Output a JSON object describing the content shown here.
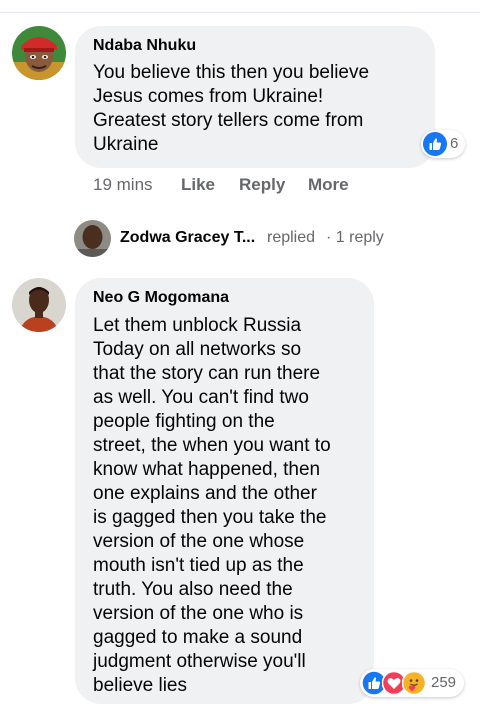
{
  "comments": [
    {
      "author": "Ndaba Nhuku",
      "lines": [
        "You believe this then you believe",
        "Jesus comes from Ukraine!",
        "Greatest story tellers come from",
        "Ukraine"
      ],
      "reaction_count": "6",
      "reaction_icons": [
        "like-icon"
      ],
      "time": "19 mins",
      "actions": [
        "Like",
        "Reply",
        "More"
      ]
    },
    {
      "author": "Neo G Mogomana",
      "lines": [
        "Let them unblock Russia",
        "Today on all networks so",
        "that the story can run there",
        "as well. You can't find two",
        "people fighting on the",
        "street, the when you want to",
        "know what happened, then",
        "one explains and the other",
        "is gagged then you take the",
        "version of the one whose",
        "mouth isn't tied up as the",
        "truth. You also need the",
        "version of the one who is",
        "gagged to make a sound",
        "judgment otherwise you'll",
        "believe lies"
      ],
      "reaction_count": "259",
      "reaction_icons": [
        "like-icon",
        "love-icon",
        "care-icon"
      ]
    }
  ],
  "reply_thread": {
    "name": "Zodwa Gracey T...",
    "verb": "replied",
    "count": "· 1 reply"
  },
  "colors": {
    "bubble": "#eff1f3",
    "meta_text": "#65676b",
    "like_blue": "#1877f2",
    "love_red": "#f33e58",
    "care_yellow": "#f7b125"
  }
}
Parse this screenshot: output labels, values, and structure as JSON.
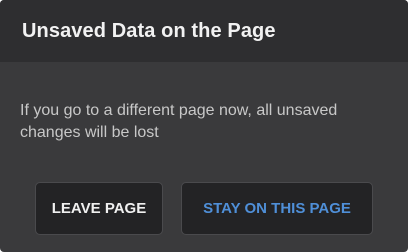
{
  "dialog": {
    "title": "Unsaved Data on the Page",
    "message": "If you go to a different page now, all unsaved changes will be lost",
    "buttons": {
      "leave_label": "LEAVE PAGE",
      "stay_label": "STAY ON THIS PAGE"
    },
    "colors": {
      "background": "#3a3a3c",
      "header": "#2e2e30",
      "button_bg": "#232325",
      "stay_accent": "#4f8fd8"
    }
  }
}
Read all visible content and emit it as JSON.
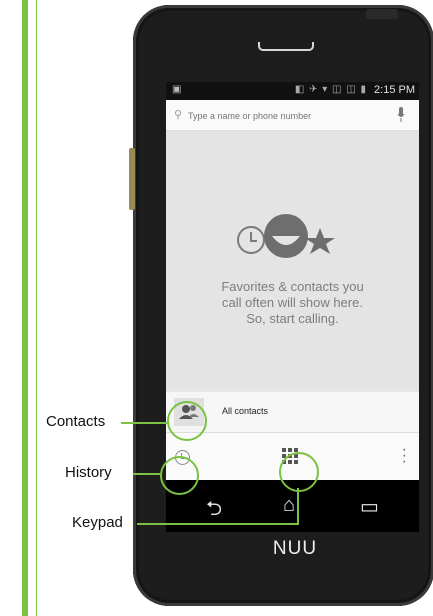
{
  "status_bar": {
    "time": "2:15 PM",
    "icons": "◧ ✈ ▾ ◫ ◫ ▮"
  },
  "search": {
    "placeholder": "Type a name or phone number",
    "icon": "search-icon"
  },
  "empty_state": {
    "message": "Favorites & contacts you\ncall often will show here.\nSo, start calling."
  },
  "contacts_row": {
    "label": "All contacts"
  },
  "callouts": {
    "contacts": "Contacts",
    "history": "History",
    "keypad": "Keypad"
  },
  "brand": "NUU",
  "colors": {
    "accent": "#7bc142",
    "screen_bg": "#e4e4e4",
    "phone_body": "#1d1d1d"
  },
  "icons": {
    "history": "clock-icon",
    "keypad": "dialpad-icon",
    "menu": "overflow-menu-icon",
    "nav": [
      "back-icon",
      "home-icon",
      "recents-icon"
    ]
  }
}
--
Goal of the exercise:
Exactly reproduce the lines beginning at the one that contains "Parse this screenshot: output" and ending at the final line of the material, with the pictures left out.

Output:
Parse this screenshot: output labels, values, and structure as JSON.
{
  "dialog": {
    "title": "Unsaved Data on the Page",
    "message": "If you go to a different page now, all unsaved changes will be lost",
    "buttons": {
      "leave_label": "LEAVE PAGE",
      "stay_label": "STAY ON THIS PAGE"
    },
    "colors": {
      "background": "#3a3a3c",
      "header": "#2e2e30",
      "button_bg": "#232325",
      "stay_accent": "#4f8fd8"
    }
  }
}
Read all visible content and emit it as JSON.
{
  "status_bar": {
    "time": "2:15 PM",
    "icons": "◧ ✈ ▾ ◫ ◫ ▮"
  },
  "search": {
    "placeholder": "Type a name or phone number",
    "icon": "search-icon"
  },
  "empty_state": {
    "message": "Favorites & contacts you\ncall often will show here.\nSo, start calling."
  },
  "contacts_row": {
    "label": "All contacts"
  },
  "callouts": {
    "contacts": "Contacts",
    "history": "History",
    "keypad": "Keypad"
  },
  "brand": "NUU",
  "colors": {
    "accent": "#7bc142",
    "screen_bg": "#e4e4e4",
    "phone_body": "#1d1d1d"
  },
  "icons": {
    "history": "clock-icon",
    "keypad": "dialpad-icon",
    "menu": "overflow-menu-icon",
    "nav": [
      "back-icon",
      "home-icon",
      "recents-icon"
    ]
  }
}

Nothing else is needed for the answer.